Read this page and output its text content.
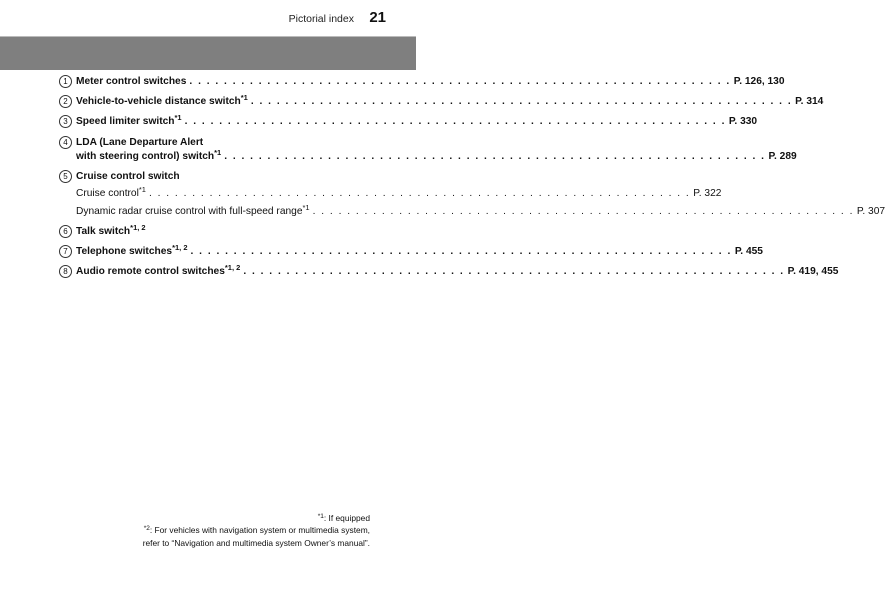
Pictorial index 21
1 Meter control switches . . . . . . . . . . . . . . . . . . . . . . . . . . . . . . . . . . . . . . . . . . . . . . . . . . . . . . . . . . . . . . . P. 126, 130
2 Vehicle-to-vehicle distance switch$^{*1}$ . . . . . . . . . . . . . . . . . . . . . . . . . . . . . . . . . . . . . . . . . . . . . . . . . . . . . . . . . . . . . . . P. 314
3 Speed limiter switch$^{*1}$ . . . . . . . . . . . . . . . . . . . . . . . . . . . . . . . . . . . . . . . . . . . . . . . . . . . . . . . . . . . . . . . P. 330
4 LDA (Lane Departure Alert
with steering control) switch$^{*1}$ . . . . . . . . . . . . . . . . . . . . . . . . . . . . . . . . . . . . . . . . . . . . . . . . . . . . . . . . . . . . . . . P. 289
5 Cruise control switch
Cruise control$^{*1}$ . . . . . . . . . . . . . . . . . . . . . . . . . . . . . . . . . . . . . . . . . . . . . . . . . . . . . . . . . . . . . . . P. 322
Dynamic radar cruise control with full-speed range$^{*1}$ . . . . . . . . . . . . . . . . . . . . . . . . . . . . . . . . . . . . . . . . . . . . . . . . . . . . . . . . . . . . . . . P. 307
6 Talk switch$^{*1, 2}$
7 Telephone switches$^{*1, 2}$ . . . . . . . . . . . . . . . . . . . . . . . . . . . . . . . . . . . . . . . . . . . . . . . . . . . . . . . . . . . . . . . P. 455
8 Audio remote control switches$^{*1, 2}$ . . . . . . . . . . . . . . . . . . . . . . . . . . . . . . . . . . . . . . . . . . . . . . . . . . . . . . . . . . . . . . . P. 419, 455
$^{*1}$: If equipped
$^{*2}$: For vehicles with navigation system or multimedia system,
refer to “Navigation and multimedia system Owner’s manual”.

Aim.
The records above are to be restated exactly, without their pictures.

Written response.
Read this page and output its text content.
Pictorial index 21
1 Meter control switches . . . . . . . . . . . . . . . . . . . . . . . . . . . . . . . . . . . . . . . . . . . . . . . . . . . . . . . . . . . . . . . P. 126, 130
2 Vehicle-to-vehicle distance switch$^{*1}$ . . . . . . . . . . . . . . . . . . . . . . . . . . . . . . . . . . . . . . . . . . . . . . . . . . . . . . . . . . . . . . . P. 314
3 Speed limiter switch$^{*1}$ . . . . . . . . . . . . . . . . . . . . . . . . . . . . . . . . . . . . . . . . . . . . . . . . . . . . . . . . . . . . . . . P. 330
4 LDA (Lane Departure Alert
with steering control) switch$^{*1}$ . . . . . . . . . . . . . . . . . . . . . . . . . . . . . . . . . . . . . . . . . . . . . . . . . . . . . . . . . . . . . . . P. 289
5 Cruise control switch
Cruise control$^{*1}$ . . . . . . . . . . . . . . . . . . . . . . . . . . . . . . . . . . . . . . . . . . . . . . . . . . . . . . . . . . . . . . . P. 322
Dynamic radar cruise control with full-speed range$^{*1}$ . . . . . . . . . . . . . . . . . . . . . . . . . . . . . . . . . . . . . . . . . . . . . . . . . . . . . . . . . . . . . . . P. 307
6 Talk switch$^{*1, 2}$
7 Telephone switches$^{*1, 2}$ . . . . . . . . . . . . . . . . . . . . . . . . . . . . . . . . . . . . . . . . . . . . . . . . . . . . . . . . . . . . . . . P. 455
8 Audio remote control switches$^{*1, 2}$ . . . . . . . . . . . . . . . . . . . . . . . . . . . . . . . . . . . . . . . . . . . . . . . . . . . . . . . . . . . . . . . P. 419, 455
$^{*1}$: If equipped
$^{*2}$: For vehicles with navigation system or multimedia system,
refer to “Navigation and multimedia system Owner’s manual”.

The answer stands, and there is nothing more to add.